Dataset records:

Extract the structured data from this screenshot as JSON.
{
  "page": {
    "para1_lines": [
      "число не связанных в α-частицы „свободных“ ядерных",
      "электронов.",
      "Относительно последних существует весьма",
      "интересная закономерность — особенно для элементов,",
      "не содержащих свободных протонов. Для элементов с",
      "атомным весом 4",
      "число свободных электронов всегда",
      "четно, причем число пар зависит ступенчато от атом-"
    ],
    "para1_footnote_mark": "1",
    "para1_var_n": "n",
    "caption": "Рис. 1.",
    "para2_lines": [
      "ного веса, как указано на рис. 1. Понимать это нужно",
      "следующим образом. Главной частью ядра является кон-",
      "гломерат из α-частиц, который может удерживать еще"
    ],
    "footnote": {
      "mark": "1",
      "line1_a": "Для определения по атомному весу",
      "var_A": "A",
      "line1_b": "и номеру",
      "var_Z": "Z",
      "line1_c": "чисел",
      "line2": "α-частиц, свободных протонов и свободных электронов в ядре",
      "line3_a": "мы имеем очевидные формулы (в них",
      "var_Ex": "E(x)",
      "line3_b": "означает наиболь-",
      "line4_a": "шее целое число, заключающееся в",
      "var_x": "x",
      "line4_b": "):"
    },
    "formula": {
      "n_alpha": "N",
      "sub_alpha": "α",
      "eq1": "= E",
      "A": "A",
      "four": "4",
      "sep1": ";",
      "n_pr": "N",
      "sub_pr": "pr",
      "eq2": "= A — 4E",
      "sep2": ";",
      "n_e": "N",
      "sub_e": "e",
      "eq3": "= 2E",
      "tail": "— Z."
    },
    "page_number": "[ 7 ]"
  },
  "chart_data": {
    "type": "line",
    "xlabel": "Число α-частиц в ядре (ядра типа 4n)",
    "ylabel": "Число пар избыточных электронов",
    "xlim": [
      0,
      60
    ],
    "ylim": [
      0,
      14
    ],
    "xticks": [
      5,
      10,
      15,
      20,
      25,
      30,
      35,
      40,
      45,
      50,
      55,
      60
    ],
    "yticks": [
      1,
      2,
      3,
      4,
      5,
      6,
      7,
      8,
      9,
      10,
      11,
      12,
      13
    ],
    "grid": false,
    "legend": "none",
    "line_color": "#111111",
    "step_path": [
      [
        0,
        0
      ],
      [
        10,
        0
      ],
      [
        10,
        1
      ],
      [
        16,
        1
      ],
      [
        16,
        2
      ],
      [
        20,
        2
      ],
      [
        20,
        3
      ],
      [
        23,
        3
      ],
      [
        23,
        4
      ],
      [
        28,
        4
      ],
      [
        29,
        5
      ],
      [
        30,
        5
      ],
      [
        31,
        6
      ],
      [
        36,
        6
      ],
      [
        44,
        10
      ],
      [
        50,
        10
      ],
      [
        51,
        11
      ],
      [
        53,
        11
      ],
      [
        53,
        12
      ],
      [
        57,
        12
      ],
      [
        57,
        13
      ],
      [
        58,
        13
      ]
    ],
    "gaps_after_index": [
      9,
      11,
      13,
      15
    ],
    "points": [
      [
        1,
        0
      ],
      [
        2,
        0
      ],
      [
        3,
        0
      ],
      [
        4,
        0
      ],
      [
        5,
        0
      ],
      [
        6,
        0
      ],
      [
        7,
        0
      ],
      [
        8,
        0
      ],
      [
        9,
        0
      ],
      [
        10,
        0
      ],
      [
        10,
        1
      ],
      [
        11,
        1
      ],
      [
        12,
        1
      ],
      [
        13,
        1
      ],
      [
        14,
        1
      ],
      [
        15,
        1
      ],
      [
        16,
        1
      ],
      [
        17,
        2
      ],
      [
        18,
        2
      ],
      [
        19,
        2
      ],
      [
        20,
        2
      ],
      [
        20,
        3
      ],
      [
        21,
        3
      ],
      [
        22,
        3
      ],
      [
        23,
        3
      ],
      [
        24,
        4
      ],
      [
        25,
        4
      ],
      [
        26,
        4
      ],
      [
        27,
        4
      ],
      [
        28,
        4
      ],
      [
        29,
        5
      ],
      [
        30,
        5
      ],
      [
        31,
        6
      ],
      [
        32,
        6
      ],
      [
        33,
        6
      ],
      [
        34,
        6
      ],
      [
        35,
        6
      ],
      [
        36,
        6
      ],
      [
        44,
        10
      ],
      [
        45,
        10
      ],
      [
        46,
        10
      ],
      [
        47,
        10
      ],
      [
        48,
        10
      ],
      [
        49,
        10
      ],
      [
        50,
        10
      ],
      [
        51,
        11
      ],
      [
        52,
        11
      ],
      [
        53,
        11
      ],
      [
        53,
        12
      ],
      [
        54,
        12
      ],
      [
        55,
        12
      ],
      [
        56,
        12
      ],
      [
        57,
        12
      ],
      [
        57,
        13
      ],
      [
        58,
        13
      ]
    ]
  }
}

_PROBLEM REQUIREMENTS_.
Say, as a single number and nothing more, how many lines of the entries contain the word "электронов".

_TASK RESPONSE_.
4